• [EXERCISE REQUIREMENTS] Filter the entries that follow, copying every line in which the word "interests" appears.

• [MATERIAL SUPPLIED]
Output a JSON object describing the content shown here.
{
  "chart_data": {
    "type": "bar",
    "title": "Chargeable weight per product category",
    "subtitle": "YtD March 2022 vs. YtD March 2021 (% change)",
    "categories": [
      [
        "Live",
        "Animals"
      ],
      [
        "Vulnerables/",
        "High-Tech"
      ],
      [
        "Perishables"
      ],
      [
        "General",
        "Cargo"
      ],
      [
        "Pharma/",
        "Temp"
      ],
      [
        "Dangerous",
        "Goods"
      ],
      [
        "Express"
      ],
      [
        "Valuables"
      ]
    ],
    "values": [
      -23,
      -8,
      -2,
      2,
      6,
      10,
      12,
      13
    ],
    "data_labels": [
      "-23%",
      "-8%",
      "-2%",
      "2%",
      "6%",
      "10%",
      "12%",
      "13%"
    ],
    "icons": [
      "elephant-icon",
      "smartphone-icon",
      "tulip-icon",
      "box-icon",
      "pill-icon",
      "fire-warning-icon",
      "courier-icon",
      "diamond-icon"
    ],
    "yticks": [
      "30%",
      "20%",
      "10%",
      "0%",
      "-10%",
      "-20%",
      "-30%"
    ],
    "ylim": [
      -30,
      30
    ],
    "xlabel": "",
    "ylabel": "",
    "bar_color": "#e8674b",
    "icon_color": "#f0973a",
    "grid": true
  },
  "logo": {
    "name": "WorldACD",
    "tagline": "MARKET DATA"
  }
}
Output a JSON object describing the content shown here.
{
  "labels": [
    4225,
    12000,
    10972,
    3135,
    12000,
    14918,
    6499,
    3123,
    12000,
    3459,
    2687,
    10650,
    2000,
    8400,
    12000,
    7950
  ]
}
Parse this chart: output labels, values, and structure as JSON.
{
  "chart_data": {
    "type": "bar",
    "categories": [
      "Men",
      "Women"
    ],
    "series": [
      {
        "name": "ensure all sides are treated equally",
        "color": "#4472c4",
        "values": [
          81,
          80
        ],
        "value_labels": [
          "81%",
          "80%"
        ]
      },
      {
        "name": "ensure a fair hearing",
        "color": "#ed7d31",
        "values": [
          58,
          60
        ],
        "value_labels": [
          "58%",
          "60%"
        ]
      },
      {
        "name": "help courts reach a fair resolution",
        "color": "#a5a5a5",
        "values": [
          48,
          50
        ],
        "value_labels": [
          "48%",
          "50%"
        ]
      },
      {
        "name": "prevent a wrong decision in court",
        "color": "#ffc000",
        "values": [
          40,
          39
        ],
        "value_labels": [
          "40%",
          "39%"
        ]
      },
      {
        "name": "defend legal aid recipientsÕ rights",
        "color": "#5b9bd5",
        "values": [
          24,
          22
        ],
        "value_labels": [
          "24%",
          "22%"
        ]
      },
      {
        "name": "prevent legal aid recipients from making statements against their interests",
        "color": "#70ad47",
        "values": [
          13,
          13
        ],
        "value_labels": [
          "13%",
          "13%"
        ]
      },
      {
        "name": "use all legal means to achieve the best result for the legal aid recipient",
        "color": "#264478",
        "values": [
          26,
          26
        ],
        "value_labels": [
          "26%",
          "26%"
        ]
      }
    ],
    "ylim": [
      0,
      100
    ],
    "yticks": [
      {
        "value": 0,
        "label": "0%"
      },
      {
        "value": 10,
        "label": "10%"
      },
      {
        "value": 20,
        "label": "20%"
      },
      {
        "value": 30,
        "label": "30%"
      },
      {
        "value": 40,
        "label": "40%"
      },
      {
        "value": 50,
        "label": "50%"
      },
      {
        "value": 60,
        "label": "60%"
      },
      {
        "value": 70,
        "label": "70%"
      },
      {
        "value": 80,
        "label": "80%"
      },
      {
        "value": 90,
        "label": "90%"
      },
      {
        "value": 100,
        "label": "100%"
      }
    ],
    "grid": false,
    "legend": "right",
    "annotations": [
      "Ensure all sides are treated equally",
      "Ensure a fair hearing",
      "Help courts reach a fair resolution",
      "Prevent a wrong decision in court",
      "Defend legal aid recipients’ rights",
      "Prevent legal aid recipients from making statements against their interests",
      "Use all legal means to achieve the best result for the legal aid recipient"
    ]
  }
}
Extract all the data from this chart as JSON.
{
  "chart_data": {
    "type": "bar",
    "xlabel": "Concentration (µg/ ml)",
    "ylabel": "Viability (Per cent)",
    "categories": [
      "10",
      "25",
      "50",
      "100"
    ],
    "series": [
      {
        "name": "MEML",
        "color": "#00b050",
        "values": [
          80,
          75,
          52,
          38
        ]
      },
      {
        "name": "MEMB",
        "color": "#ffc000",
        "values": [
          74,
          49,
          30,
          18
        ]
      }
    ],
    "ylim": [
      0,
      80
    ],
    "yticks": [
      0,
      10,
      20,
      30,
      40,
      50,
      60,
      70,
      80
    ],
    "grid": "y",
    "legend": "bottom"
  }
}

• [EXERCISE ANSWER]
        "name": "prevent legal aid recipients from making statements against their interests",
      "Prevent legal aid recipients from making statements against their interests",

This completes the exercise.